> _What is being asked_:
Give only the number of lines in the records below that contain the word "than".

[Dataset items]
__________

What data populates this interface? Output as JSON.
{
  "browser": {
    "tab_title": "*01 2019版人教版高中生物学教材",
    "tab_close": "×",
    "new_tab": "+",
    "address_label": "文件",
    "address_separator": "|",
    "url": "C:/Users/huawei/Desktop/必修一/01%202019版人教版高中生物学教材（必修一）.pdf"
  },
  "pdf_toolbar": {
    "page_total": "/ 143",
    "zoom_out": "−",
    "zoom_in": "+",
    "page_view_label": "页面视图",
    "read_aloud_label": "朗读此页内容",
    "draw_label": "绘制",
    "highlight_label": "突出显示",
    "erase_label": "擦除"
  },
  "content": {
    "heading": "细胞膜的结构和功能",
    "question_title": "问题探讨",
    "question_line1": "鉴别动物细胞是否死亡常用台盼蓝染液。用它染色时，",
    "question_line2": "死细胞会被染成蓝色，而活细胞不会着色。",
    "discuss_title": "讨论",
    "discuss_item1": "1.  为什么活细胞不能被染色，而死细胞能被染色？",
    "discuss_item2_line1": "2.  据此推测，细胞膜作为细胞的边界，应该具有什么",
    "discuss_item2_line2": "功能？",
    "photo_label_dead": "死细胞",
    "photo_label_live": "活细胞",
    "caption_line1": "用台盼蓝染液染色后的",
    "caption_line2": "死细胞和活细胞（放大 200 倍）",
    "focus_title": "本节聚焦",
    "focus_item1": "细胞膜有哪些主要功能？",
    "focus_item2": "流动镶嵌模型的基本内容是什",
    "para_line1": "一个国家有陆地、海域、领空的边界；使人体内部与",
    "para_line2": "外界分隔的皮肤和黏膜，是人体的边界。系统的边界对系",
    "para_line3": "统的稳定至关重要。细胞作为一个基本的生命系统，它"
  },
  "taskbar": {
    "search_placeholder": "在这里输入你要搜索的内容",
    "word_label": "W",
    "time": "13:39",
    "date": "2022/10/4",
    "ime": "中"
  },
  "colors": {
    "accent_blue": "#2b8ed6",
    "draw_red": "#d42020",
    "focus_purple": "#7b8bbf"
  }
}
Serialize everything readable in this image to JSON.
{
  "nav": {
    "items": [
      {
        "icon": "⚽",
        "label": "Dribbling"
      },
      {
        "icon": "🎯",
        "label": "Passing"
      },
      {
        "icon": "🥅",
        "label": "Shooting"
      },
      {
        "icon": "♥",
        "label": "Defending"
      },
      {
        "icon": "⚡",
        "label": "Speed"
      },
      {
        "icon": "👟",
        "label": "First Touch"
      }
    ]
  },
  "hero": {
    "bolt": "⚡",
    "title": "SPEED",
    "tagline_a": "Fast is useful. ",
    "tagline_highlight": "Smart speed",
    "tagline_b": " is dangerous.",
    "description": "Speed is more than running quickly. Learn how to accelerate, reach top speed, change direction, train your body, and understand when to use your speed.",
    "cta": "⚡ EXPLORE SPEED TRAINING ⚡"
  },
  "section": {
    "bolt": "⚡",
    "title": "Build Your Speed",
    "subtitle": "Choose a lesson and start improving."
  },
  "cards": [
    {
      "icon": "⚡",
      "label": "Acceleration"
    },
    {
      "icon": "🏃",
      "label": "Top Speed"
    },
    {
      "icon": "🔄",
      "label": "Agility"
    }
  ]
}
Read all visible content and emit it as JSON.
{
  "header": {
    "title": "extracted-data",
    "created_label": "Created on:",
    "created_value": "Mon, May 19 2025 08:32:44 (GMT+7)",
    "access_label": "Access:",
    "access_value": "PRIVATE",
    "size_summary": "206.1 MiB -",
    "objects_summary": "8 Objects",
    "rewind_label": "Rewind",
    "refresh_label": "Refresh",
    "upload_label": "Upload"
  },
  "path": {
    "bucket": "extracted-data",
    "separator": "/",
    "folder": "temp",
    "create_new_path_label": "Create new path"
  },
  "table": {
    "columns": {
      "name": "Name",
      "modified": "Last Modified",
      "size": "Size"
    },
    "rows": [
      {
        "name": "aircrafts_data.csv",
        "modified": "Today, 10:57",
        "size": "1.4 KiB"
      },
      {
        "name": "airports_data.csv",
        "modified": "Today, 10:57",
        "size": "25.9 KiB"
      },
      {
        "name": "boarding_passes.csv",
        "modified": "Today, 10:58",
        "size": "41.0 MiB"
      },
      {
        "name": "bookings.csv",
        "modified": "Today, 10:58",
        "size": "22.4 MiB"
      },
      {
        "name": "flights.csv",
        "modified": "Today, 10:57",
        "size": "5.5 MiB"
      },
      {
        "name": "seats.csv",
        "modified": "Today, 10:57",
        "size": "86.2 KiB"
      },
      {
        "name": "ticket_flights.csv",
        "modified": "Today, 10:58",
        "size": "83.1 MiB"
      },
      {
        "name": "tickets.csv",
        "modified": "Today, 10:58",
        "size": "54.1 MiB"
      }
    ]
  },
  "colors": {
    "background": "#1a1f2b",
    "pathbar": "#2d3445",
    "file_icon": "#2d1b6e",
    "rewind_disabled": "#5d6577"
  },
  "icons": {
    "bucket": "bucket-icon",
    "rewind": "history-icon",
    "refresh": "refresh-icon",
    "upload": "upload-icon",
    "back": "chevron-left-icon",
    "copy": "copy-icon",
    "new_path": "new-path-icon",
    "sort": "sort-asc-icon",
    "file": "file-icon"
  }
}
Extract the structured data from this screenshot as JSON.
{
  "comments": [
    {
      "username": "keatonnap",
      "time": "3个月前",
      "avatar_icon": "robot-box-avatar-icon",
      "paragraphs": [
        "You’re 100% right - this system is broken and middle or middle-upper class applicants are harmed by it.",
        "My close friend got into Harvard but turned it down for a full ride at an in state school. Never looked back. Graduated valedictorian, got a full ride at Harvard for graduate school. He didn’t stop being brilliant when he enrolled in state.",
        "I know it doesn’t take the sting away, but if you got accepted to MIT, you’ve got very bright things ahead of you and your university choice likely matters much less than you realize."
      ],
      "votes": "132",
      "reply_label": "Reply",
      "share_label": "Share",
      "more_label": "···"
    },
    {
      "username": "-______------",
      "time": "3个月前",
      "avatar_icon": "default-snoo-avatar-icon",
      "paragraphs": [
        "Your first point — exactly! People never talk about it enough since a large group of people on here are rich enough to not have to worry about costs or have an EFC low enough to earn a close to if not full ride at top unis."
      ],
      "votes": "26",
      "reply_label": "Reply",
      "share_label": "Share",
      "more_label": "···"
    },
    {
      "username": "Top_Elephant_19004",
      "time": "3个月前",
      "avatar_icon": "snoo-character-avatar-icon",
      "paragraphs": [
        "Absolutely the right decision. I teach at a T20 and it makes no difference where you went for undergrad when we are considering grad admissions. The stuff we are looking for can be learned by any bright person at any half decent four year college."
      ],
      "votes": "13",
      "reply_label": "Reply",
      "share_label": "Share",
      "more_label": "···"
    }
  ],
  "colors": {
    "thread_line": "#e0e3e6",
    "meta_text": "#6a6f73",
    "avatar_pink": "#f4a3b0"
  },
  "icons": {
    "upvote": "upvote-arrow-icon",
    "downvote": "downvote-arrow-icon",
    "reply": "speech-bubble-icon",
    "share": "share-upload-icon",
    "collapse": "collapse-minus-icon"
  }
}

__________

> _Result for this exercise_:
2